* SET EXERCISE: Bring together all lines of the material below that contain the string "reti".

*** EXERCISE INPUT ***

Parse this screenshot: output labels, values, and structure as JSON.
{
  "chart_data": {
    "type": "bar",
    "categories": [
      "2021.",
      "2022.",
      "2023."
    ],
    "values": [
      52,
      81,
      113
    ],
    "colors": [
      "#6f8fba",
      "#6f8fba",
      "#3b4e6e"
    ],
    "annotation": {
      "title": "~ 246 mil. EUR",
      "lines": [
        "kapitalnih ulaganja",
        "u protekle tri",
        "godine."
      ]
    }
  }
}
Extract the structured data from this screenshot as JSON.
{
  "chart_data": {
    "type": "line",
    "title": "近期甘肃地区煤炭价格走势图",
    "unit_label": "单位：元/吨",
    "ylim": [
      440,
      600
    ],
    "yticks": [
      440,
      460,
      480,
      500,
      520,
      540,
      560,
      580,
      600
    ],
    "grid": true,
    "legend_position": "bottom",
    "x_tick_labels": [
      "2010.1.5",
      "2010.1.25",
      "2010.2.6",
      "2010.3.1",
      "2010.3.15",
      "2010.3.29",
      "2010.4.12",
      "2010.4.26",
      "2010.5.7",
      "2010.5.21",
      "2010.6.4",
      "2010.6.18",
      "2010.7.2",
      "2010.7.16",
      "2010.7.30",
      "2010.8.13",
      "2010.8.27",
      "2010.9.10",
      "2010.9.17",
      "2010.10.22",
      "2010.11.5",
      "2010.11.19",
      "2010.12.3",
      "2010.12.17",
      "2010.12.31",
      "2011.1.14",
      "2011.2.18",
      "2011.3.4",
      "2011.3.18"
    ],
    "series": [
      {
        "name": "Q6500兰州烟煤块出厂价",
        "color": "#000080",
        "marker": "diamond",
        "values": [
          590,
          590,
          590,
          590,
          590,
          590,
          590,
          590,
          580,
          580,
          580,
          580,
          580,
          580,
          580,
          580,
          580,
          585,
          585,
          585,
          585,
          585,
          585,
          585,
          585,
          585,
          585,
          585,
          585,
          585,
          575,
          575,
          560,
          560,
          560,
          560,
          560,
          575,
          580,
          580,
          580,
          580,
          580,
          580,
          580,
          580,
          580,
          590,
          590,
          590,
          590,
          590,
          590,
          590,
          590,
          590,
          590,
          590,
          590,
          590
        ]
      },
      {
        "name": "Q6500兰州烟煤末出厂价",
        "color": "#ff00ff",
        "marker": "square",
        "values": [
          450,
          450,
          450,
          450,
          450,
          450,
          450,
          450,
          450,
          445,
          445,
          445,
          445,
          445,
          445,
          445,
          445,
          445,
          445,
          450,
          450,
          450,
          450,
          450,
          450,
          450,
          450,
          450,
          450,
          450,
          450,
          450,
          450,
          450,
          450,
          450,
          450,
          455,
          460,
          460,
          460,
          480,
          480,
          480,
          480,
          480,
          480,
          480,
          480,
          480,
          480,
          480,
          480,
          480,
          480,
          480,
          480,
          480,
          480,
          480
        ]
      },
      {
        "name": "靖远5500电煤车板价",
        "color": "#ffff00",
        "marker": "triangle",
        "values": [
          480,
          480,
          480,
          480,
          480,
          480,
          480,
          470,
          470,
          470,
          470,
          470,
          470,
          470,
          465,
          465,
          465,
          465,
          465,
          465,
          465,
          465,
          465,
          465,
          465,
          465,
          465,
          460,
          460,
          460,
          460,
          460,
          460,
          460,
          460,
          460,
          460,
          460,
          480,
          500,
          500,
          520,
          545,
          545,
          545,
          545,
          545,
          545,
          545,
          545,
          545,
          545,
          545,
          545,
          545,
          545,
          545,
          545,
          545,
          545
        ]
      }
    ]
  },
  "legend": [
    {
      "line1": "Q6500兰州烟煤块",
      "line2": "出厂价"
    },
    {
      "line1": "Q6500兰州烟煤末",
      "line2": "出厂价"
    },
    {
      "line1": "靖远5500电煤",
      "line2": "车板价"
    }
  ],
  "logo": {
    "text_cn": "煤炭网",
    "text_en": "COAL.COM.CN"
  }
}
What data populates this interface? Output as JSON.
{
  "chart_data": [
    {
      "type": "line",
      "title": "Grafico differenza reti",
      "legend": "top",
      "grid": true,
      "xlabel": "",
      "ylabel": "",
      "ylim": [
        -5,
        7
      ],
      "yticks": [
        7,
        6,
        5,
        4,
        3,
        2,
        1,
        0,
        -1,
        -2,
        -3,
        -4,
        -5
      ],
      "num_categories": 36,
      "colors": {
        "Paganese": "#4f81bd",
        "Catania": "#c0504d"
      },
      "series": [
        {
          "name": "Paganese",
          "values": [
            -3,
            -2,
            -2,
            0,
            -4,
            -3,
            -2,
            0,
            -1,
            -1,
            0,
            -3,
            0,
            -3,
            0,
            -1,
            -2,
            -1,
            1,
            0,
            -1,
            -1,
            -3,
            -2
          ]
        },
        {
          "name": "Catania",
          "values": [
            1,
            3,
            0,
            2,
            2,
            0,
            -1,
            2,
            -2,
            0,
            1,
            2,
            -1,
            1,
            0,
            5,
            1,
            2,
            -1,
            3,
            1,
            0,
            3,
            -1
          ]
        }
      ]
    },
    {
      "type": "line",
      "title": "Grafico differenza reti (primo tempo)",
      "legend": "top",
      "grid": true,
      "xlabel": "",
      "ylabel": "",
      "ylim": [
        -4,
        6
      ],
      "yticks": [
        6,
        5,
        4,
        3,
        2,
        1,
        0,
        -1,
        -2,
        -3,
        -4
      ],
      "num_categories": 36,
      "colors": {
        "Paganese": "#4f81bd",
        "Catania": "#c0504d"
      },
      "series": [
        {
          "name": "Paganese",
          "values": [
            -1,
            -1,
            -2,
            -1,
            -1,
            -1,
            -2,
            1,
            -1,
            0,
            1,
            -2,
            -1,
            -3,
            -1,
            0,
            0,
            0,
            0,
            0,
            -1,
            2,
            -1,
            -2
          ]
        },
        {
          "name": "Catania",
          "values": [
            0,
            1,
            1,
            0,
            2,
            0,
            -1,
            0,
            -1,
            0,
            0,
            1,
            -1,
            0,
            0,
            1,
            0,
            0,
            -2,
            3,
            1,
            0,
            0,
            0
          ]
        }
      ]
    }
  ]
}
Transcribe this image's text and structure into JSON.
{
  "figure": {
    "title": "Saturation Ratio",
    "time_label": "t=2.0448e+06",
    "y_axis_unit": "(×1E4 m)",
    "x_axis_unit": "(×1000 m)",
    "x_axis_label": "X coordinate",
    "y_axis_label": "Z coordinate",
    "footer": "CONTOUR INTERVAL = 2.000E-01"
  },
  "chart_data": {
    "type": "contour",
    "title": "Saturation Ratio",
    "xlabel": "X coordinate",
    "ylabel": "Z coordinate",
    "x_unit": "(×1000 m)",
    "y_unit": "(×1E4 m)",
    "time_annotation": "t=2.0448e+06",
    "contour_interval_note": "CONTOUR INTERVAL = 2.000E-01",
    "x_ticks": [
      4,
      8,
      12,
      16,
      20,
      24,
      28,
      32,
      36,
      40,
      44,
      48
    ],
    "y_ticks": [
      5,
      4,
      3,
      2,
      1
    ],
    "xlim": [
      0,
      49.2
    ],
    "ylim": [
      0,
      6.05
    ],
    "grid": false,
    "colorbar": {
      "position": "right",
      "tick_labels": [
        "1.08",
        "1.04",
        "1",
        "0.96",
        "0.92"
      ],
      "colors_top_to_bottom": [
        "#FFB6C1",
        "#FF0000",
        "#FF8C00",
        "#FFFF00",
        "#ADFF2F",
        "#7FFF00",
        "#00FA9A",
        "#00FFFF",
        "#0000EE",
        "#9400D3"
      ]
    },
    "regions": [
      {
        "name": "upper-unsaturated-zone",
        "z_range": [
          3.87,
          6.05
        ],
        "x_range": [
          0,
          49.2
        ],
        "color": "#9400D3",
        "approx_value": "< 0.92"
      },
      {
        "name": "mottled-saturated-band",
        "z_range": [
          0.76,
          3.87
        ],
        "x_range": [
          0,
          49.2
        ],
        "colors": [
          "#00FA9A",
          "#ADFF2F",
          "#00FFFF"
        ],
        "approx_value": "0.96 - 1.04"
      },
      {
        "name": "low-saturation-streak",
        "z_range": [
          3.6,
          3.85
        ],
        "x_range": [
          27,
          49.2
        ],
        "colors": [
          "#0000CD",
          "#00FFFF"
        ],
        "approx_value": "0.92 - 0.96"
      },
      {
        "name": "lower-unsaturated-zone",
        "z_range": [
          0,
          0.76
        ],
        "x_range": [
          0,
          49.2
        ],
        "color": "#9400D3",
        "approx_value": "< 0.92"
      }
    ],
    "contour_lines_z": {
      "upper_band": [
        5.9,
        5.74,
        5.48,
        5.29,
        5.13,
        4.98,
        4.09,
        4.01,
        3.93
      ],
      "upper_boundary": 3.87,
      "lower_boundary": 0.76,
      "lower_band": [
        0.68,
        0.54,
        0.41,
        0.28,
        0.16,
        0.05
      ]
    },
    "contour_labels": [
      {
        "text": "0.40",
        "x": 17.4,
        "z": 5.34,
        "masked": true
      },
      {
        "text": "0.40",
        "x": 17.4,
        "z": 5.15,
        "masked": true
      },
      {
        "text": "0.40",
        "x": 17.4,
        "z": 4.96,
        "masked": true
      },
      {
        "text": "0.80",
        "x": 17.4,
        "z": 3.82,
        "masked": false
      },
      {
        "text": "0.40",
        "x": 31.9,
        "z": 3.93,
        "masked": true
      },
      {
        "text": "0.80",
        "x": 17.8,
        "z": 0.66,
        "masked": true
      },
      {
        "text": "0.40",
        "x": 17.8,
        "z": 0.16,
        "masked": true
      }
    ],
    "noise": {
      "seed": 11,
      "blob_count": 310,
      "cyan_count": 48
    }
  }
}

***

* EXERCISE RESPONSE:
      "title": "Grafico differenza reti",
      "title": "Grafico differenza reti (primo tempo)",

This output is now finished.